» **Goal of the exercise**:
Locate every line in the records below that contains the word "trend", and copy each one.

» **Listed entries**:
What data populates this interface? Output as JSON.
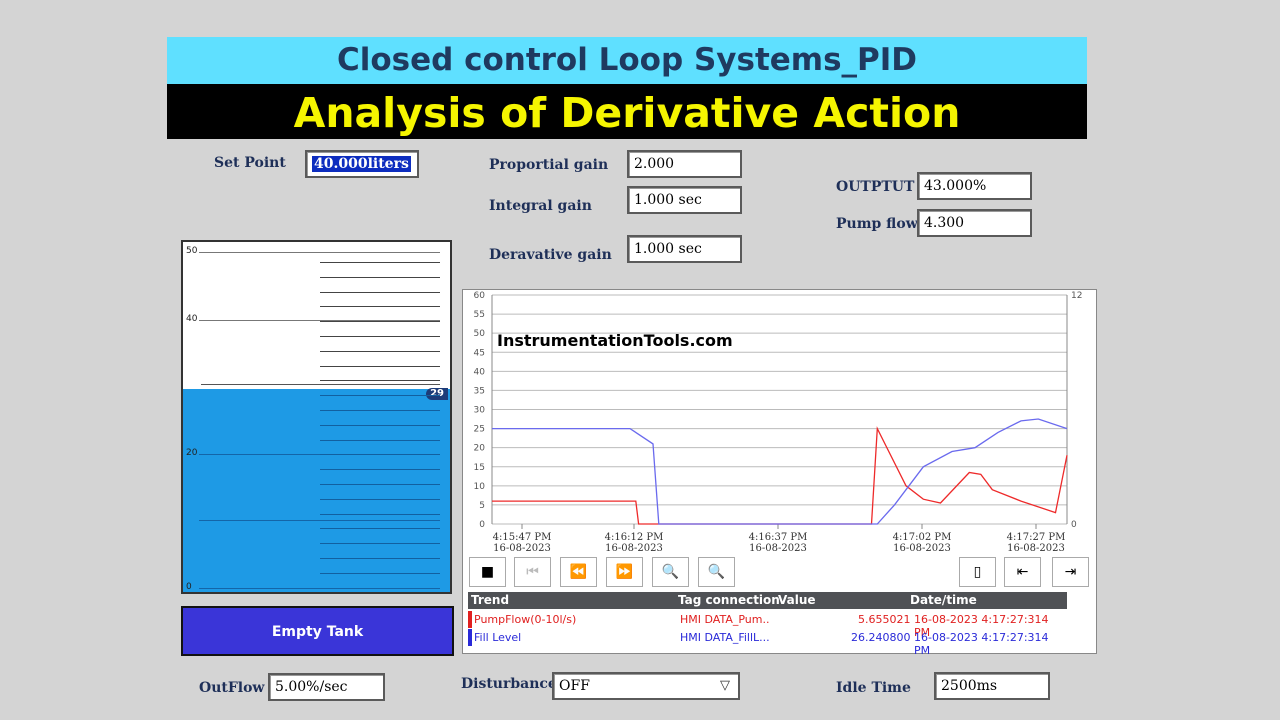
{
  "header": {
    "title": "Closed control Loop Systems_PID",
    "subtitle": "Analysis of Derivative Action"
  },
  "setpoint": {
    "label": "Set Point",
    "value": "40.000liters"
  },
  "gains": {
    "proportional_label": "Proportial gain",
    "proportional_value": "2.000",
    "integral_label": "Integral gain",
    "integral_value": "1.000 sec",
    "derivative_label": "Deravative gain",
    "derivative_value": "1.000 sec"
  },
  "outputs": {
    "output_label": "OUTPTUT",
    "output_value": "43.000%",
    "pump_label": "Pump flow",
    "pump_value": "4.300"
  },
  "tank": {
    "ticks": [
      "50",
      "40",
      "20",
      "0"
    ],
    "level_badge": "29",
    "level_fraction": 0.58,
    "fill_color": "#1e9ae5"
  },
  "empty_tank_button": "Empty Tank",
  "watermark": "InstrumentationTools.com",
  "trend": {
    "left_axis": [
      "60",
      "55",
      "50",
      "45",
      "40",
      "35",
      "30",
      "25",
      "20",
      "15",
      "10",
      "5",
      "0"
    ],
    "right_axis_top": "12",
    "right_axis_bottom": "0",
    "time_labels": [
      {
        "time": "4:15:47 PM",
        "date": "16-08-2023"
      },
      {
        "time": "4:16:12 PM",
        "date": "16-08-2023"
      },
      {
        "time": "4:16:37 PM",
        "date": "16-08-2023"
      },
      {
        "time": "4:17:02 PM",
        "date": "16-08-2023"
      },
      {
        "time": "4:17:27 PM",
        "date": "16-08-2023"
      }
    ],
    "toolbar_icons": [
      "stop-icon",
      "first-icon",
      "rewind-icon",
      "forward-icon",
      "zoom-in-icon",
      "zoom-out-icon",
      "ruler-icon",
      "ruler-back-icon",
      "ruler-forward-icon"
    ],
    "table_headers": {
      "trend": "Trend",
      "tag": "Tag connection",
      "value": "Value",
      "datetime": "Date/time"
    },
    "rows": [
      {
        "trend": "PumpFlow(0-10l/s)",
        "tag": "HMI DATA_Pum..",
        "value": "5.655021",
        "datetime": "16-08-2023 4:17:27:314 PM",
        "color": "#e02020"
      },
      {
        "trend": "Fill Level",
        "tag": "HMI DATA_FillL...",
        "value": "26.240800",
        "datetime": "16-08-2023 4:17:27:314 PM",
        "color": "#2a2ad8"
      }
    ],
    "colors": {
      "pump": "#ee2a2a",
      "level": "#6a6aee"
    }
  },
  "chart_data": {
    "type": "line",
    "x": [
      "4:15:47 PM",
      "4:16:12 PM",
      "4:16:37 PM",
      "4:17:02 PM",
      "4:17:27 PM"
    ],
    "yleft_range": [
      0,
      60
    ],
    "yright_range": [
      0,
      12
    ],
    "grid": true,
    "series": [
      {
        "name": "PumpFlow(0-10l/s)",
        "axis": "right",
        "points": [
          [
            0,
            1.2
          ],
          [
            25,
            1.2
          ],
          [
            25.5,
            0
          ],
          [
            66,
            0
          ],
          [
            67,
            5
          ],
          [
            72,
            2
          ],
          [
            75,
            1.3
          ],
          [
            78,
            1.1
          ],
          [
            83,
            2.7
          ],
          [
            85,
            2.6
          ],
          [
            87,
            1.8
          ],
          [
            92,
            1.2
          ],
          [
            98,
            0.6
          ],
          [
            100,
            3.6
          ]
        ]
      },
      {
        "name": "Fill Level",
        "axis": "left",
        "points": [
          [
            0,
            25
          ],
          [
            24,
            25
          ],
          [
            28,
            21
          ],
          [
            29,
            0
          ],
          [
            67,
            0
          ],
          [
            70,
            5
          ],
          [
            75,
            15
          ],
          [
            80,
            19
          ],
          [
            84,
            20
          ],
          [
            88,
            24
          ],
          [
            92,
            27
          ],
          [
            95,
            27.5
          ],
          [
            100,
            25
          ]
        ]
      }
    ]
  },
  "outflow": {
    "label": "OutFlow",
    "value": "5.00%/sec"
  },
  "disturbance": {
    "label": "Disturbance",
    "value": "OFF"
  },
  "idle": {
    "label": "Idle Time",
    "value": "2500ms"
  }
}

» **Task solution**:
  "trend": {
      "trend": "Trend",
        "trend": "PumpFlow(0-10l/s)",
        "trend": "Fill Level",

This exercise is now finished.